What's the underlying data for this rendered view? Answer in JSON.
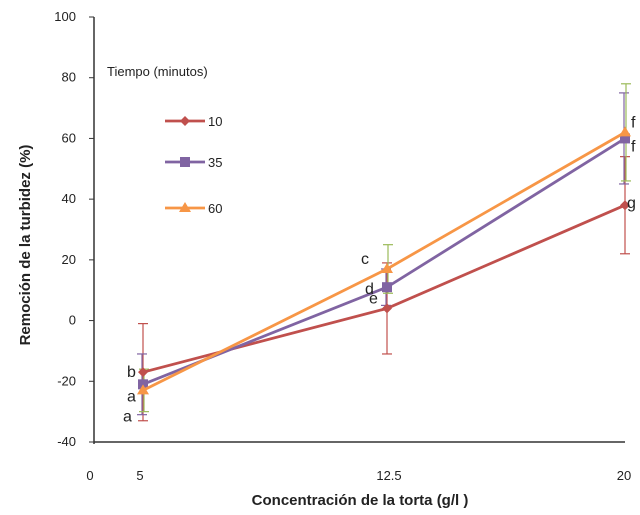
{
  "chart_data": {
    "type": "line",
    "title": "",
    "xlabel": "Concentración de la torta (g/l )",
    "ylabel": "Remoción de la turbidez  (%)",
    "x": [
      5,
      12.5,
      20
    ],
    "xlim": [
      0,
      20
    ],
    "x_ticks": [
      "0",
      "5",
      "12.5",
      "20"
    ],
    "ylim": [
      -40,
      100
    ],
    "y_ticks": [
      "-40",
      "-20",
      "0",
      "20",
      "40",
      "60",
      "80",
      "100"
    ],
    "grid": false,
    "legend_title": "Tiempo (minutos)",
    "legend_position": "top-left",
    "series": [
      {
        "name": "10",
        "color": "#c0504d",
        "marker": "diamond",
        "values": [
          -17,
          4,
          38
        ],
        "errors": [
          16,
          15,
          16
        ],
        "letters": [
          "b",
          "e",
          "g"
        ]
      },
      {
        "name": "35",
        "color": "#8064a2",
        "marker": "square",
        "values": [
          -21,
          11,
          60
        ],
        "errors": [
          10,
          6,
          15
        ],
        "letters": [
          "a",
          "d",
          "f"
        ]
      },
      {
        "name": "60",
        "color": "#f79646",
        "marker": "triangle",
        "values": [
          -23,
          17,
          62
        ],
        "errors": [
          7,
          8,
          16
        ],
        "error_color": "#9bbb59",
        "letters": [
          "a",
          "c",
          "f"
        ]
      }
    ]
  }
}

▬▬▬

= INSTRUCTIONS FOR THE TASK =
Leave out all pictures, then copy the remaining material exactly.

= ANSWER =
What's the underlying data for this rendered view? Answer in JSON.
{
  "chart_data": {
    "type": "line",
    "title": "",
    "xlabel": "Concentración de la torta (g/l )",
    "ylabel": "Remoción de la turbidez  (%)",
    "x": [
      5,
      12.5,
      20
    ],
    "xlim": [
      0,
      20
    ],
    "x_ticks": [
      "0",
      "5",
      "12.5",
      "20"
    ],
    "ylim": [
      -40,
      100
    ],
    "y_ticks": [
      "-40",
      "-20",
      "0",
      "20",
      "40",
      "60",
      "80",
      "100"
    ],
    "grid": false,
    "legend_title": "Tiempo (minutos)",
    "legend_position": "top-left",
    "series": [
      {
        "name": "10",
        "color": "#c0504d",
        "marker": "diamond",
        "values": [
          -17,
          4,
          38
        ],
        "errors": [
          16,
          15,
          16
        ],
        "letters": [
          "b",
          "e",
          "g"
        ]
      },
      {
        "name": "35",
        "color": "#8064a2",
        "marker": "square",
        "values": [
          -21,
          11,
          60
        ],
        "errors": [
          10,
          6,
          15
        ],
        "letters": [
          "a",
          "d",
          "f"
        ]
      },
      {
        "name": "60",
        "color": "#f79646",
        "marker": "triangle",
        "values": [
          -23,
          17,
          62
        ],
        "errors": [
          7,
          8,
          16
        ],
        "error_color": "#9bbb59",
        "letters": [
          "a",
          "c",
          "f"
        ]
      }
    ]
  }
}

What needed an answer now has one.